--- Supplied records ---
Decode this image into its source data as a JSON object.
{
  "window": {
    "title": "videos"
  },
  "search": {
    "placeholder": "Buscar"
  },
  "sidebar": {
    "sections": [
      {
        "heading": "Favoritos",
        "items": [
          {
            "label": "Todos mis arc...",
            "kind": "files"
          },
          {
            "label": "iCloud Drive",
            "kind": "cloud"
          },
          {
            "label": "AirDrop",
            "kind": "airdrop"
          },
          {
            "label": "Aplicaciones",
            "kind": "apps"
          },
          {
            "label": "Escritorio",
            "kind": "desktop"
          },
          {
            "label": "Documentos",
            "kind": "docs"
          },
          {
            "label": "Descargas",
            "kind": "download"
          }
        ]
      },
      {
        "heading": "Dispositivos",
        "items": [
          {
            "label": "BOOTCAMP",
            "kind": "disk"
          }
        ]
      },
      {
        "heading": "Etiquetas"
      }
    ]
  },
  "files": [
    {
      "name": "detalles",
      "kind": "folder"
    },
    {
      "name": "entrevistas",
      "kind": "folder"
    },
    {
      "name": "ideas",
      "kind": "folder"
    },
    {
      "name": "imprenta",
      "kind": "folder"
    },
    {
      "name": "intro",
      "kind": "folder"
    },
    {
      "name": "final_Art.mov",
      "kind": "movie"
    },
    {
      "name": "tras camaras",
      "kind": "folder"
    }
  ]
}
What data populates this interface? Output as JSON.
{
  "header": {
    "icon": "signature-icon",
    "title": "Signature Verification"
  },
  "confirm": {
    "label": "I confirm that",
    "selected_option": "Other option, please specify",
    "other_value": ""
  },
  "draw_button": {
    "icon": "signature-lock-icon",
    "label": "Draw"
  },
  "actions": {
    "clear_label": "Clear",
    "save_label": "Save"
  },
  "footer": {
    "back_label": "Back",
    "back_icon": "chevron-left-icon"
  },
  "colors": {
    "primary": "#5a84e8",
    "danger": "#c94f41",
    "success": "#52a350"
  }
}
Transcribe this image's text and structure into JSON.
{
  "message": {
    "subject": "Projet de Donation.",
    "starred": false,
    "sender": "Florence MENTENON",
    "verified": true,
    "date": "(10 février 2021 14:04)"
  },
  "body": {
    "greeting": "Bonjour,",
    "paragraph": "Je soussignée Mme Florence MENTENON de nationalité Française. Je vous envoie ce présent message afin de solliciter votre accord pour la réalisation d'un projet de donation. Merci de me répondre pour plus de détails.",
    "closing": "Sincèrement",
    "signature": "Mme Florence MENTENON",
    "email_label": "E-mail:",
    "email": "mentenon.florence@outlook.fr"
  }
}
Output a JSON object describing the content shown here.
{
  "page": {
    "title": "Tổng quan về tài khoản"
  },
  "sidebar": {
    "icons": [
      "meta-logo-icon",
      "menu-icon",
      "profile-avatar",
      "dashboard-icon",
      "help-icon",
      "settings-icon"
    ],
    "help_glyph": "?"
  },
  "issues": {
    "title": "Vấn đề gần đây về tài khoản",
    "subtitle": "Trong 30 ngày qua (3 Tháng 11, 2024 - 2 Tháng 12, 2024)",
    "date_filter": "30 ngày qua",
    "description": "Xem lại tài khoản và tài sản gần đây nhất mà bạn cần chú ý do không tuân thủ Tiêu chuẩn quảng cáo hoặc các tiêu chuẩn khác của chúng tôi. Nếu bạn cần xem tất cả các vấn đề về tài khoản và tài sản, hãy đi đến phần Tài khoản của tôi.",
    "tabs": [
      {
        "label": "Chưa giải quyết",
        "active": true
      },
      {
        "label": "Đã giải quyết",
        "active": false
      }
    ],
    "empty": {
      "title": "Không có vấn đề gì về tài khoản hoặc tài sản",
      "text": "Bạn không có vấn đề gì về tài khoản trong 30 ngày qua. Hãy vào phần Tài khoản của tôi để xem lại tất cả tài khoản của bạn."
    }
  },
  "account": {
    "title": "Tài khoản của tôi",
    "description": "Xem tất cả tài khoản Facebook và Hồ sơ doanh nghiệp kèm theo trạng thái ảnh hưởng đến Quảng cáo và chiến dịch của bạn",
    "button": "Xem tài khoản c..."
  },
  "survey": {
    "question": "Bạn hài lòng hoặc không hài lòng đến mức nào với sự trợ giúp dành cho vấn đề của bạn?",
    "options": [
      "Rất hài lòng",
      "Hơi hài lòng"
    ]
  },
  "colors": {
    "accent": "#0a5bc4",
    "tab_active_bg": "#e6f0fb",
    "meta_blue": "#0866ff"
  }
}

--- Problem to solve ---
Give only the number of lines in the data that include the string "heading".

--- Full output ---
3